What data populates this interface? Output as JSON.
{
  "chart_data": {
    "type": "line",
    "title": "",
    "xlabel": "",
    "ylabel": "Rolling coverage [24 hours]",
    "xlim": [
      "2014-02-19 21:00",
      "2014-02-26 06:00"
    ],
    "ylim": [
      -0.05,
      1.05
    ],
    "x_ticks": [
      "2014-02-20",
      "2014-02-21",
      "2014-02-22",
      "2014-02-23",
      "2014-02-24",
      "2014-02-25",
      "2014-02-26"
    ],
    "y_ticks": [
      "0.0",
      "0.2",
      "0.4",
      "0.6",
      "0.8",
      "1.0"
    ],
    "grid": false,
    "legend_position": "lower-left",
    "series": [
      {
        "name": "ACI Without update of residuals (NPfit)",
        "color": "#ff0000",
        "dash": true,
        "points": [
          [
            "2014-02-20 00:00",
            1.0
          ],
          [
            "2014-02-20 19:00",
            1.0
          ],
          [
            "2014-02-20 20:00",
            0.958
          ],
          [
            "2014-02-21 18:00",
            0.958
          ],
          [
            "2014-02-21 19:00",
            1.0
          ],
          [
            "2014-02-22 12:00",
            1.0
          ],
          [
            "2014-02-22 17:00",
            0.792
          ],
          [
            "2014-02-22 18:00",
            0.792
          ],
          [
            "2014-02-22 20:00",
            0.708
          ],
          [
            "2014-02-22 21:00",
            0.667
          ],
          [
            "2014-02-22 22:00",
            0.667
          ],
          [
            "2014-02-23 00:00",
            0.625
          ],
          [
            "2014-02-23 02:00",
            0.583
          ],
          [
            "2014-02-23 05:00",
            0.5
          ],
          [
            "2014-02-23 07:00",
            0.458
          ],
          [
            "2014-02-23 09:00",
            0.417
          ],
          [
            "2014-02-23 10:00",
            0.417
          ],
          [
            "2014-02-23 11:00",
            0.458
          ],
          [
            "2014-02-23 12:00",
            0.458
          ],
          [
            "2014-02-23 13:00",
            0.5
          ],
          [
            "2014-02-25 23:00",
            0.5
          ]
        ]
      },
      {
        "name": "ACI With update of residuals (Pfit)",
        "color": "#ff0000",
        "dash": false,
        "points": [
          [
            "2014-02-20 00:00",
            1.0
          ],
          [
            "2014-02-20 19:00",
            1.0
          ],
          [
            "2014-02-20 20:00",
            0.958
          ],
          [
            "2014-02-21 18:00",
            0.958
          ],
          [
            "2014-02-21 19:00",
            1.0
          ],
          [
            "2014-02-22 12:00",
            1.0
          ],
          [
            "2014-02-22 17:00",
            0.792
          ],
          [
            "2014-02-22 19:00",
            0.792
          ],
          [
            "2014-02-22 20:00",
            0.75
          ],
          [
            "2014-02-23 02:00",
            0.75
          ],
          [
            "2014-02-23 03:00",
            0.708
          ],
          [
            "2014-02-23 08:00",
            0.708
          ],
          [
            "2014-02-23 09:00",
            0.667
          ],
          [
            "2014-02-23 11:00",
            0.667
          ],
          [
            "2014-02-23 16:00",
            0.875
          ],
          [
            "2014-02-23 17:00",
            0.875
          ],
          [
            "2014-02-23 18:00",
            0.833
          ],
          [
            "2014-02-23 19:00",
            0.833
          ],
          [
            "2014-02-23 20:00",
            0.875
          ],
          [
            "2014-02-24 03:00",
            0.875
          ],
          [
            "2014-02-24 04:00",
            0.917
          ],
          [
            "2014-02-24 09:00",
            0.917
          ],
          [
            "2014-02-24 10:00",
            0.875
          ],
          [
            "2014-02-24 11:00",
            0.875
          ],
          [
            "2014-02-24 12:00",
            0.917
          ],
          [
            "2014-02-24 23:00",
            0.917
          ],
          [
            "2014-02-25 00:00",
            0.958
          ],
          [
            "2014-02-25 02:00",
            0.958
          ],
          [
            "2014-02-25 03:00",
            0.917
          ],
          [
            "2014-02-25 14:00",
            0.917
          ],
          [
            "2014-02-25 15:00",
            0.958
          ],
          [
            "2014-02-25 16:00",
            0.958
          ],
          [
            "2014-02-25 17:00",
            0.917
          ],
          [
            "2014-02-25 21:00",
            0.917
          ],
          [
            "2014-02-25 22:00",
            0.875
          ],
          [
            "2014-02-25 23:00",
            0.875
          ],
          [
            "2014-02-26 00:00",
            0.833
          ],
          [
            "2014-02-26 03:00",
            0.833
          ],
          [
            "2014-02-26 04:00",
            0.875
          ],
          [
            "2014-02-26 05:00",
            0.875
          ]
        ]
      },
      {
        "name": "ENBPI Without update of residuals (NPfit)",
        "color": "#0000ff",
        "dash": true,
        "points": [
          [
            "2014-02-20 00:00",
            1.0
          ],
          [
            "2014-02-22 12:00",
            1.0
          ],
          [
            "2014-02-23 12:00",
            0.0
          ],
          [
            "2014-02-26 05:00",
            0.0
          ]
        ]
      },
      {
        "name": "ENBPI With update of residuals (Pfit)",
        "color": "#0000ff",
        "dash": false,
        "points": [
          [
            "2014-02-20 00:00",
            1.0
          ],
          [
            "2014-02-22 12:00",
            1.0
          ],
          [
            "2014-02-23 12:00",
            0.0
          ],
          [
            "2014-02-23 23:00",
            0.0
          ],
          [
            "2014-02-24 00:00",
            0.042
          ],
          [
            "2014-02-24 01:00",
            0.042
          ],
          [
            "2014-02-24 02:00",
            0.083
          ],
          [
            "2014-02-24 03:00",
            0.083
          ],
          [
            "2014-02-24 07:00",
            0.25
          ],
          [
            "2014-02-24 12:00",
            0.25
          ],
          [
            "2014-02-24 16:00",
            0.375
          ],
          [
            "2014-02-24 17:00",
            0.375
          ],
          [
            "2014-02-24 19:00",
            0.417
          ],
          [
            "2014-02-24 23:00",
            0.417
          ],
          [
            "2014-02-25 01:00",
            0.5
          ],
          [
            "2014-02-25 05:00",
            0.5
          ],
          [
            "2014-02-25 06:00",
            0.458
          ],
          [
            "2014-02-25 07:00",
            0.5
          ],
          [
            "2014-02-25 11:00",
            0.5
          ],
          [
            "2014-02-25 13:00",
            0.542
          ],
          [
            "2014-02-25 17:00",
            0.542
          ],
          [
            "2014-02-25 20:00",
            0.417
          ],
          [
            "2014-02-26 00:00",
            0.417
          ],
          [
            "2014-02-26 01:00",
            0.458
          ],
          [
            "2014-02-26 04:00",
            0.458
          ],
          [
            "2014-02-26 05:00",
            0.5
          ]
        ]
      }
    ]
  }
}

TASK DETAILS :: Copy each line containing the word "Without" from the data.

RESPONSE ::
        "name": "ACI Without update of residuals (NPfit)",
        "name": "ENBPI Without update of residuals (NPfit)",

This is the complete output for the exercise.